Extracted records
⟨

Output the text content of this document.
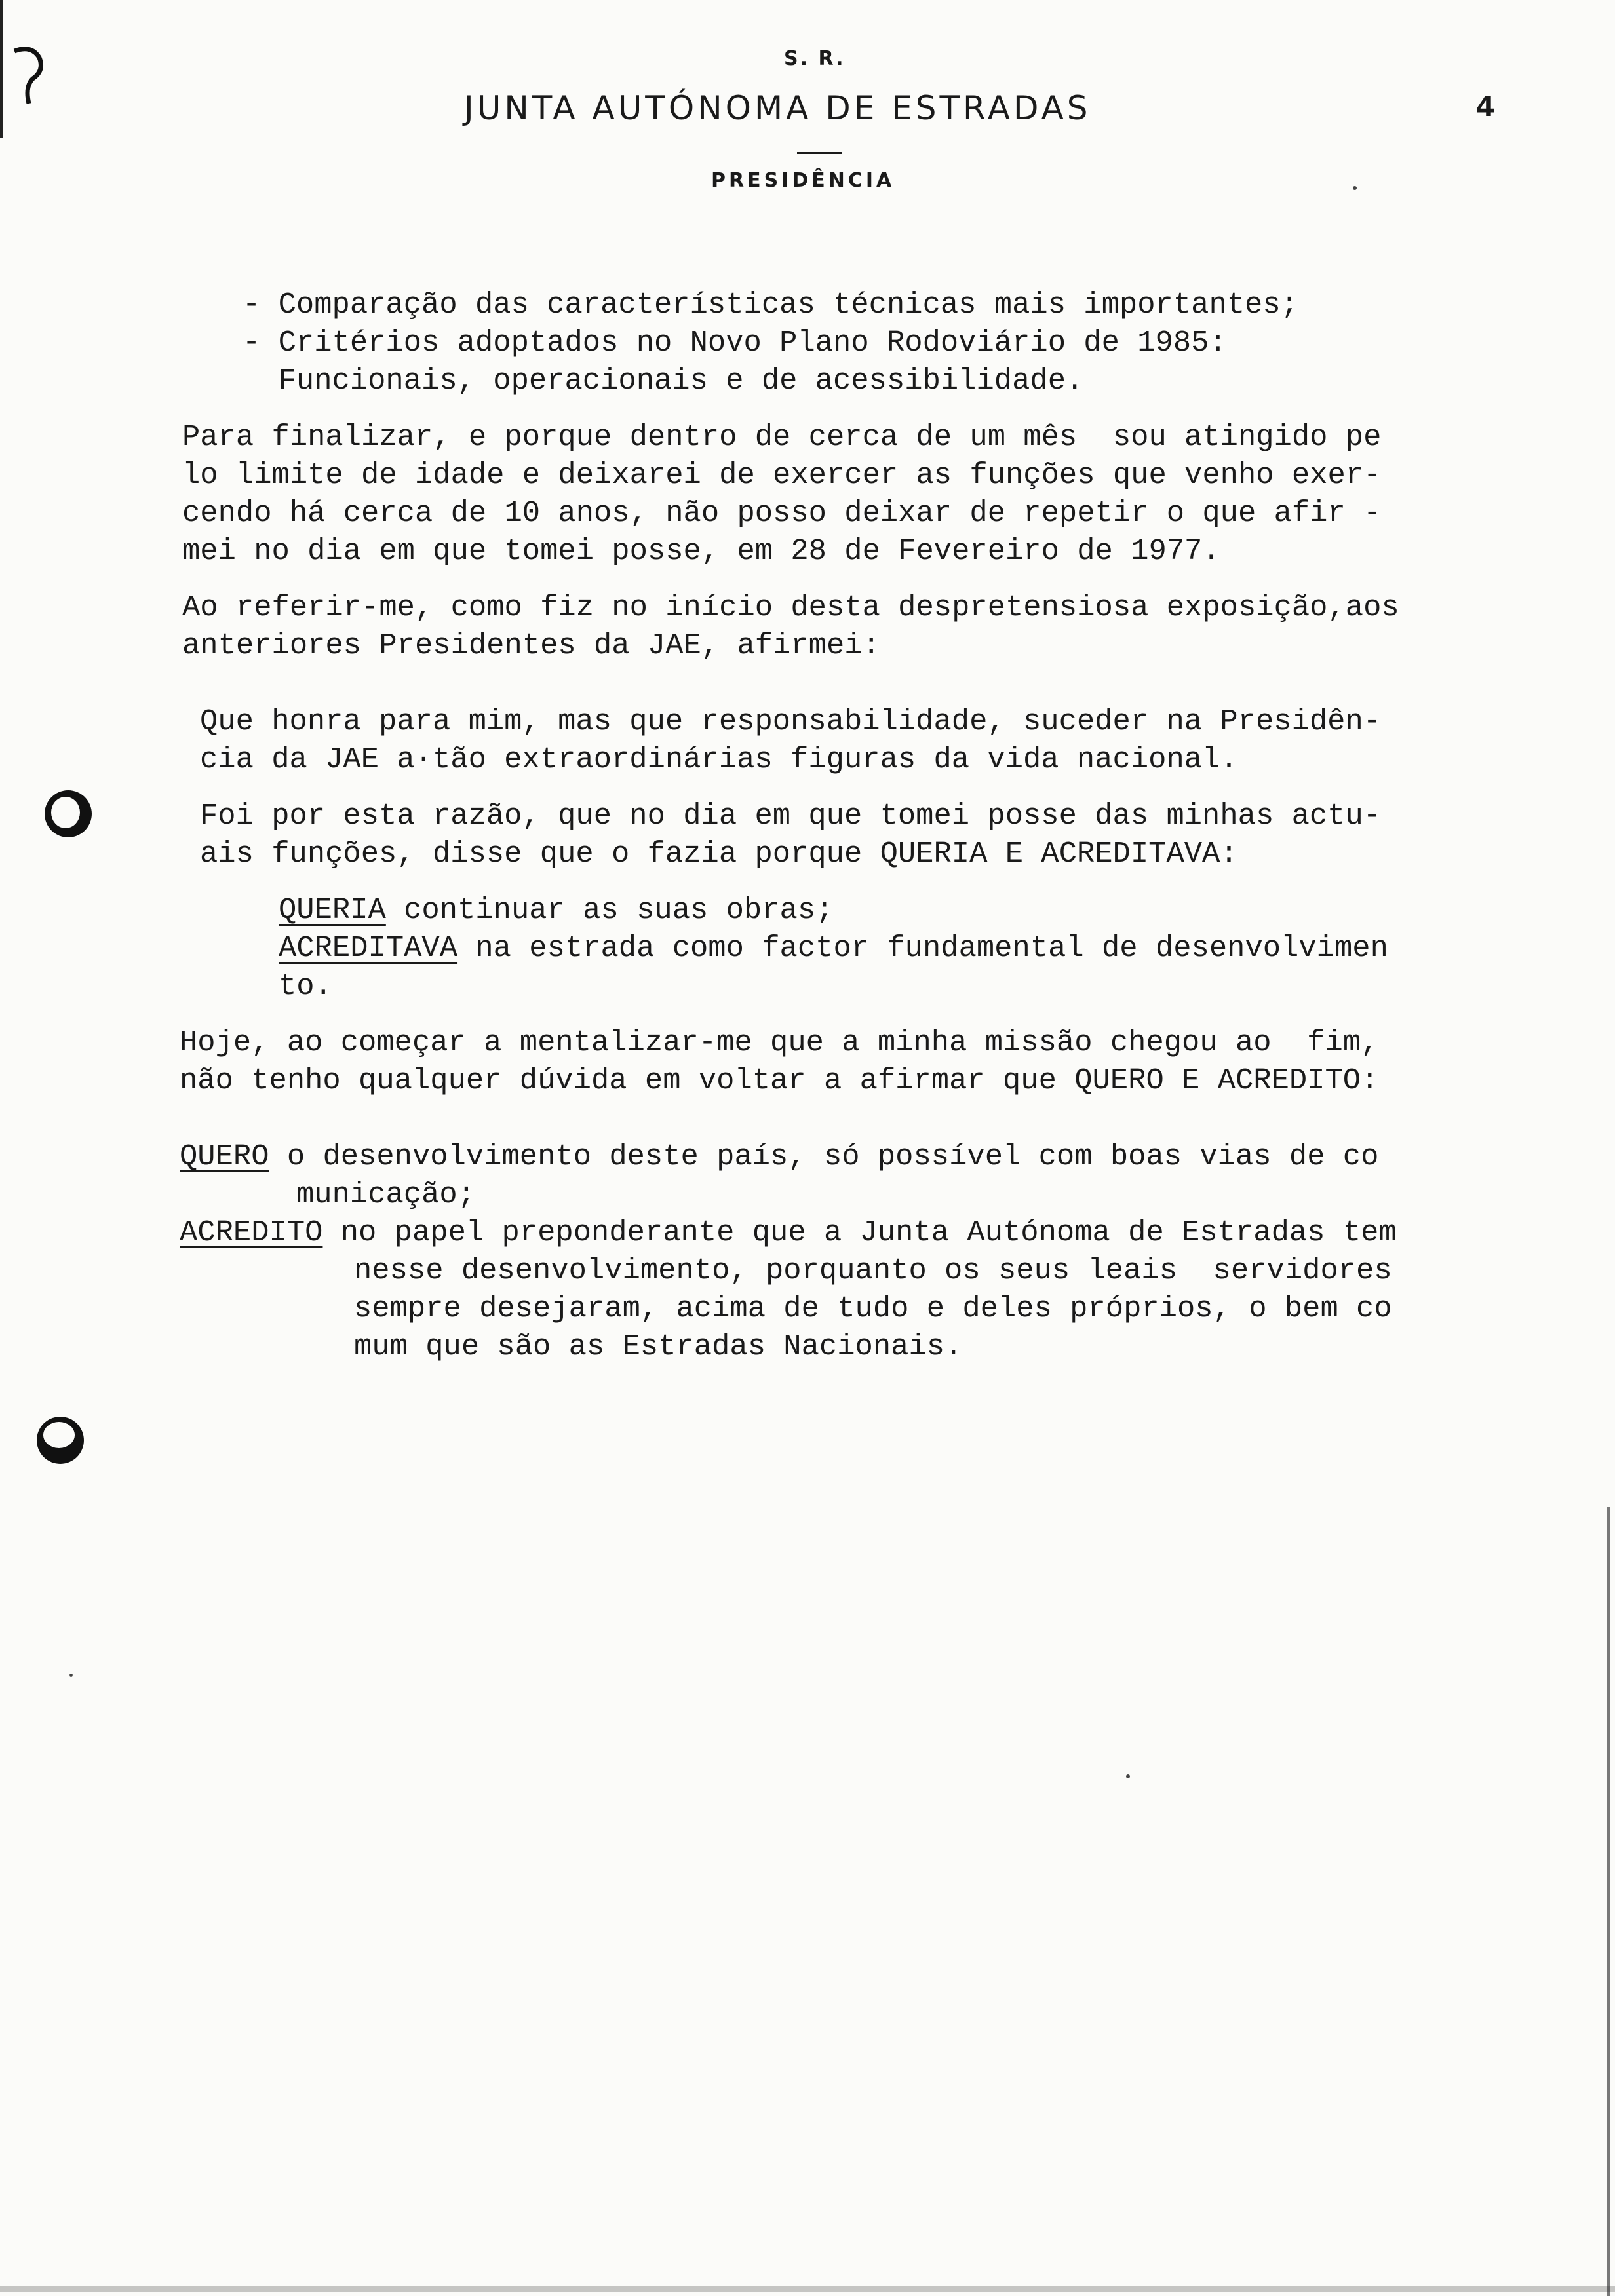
S. R.
JUNTA AUTÓNOMA DE ESTRADAS
PRESIDÊNCIA
4
- Comparação das características técnicas mais importantes;
- Critérios adoptados no Novo Plano Rodoviário de 1985:
Funcionais, operacionais e de acessibilidade.
Para finalizar, e porque dentro de cerca de um mês  sou atingido pe
lo limite de idade e deixarei de exercer as funções que venho exer-
cendo há cerca de 10 anos, não posso deixar de repetir o que afir -
mei no dia em que tomei posse, em 28 de Fevereiro de 1977.
Ao referir-me, como fiz no início desta despretensiosa exposição,aos
anteriores Presidentes da JAE, afirmei:
Que honra para mim, mas que responsabilidade, suceder na Presidên-
cia da JAE a·tão extraordinárias figuras da vida nacional.
Foi por esta razão, que no dia em que tomei posse das minhas actu-
ais funções, disse que o fazia porque QUERIA E ACREDITAVA:
QUERIA continuar as suas obras;
ACREDITAVA na estrada como factor fundamental de desenvolvimen
to.
Hoje, ao começar a mentalizar-me que a minha missão chegou ao  fim,
não tenho qualquer dúvida em voltar a afirmar que QUERO E ACREDITO:
QUERO o desenvolvimento deste país, só possível com boas vias de co
municação;
ACREDITO no papel preponderante que a Junta Autónoma de Estradas tem
nesse desenvolvimento, porquanto os seus leais  servidores
sempre desejaram, acima de tudo e deles próprios, o bem co
mum que são as Estradas Nacionais.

⟩

Given task
Repeat verbatim all the material, but not the pictures.

Final result
Output the text content of this document.
S. R.
JUNTA AUTÓNOMA DE ESTRADAS
PRESIDÊNCIA
4
- Comparação das características técnicas mais importantes;
- Critérios adoptados no Novo Plano Rodoviário de 1985:
Funcionais, operacionais e de acessibilidade.
Para finalizar, e porque dentro de cerca de um mês  sou atingido pe
lo limite de idade e deixarei de exercer as funções que venho exer-
cendo há cerca de 10 anos, não posso deixar de repetir o que afir -
mei no dia em que tomei posse, em 28 de Fevereiro de 1977.
Ao referir-me, como fiz no início desta despretensiosa exposição,aos
anteriores Presidentes da JAE, afirmei:
Que honra para mim, mas que responsabilidade, suceder na Presidên-
cia da JAE a·tão extraordinárias figuras da vida nacional.
Foi por esta razão, que no dia em que tomei posse das minhas actu-
ais funções, disse que o fazia porque QUERIA E ACREDITAVA:
QUERIA continuar as suas obras;
ACREDITAVA na estrada como factor fundamental de desenvolvimen
to.
Hoje, ao começar a mentalizar-me que a minha missão chegou ao  fim,
não tenho qualquer dúvida em voltar a afirmar que QUERO E ACREDITO:
QUERO o desenvolvimento deste país, só possível com boas vias de co
municação;
ACREDITO no papel preponderante que a Junta Autónoma de Estradas tem
nesse desenvolvimento, porquanto os seus leais  servidores
sempre desejaram, acima de tudo e deles próprios, o bem co
mum que são as Estradas Nacionais.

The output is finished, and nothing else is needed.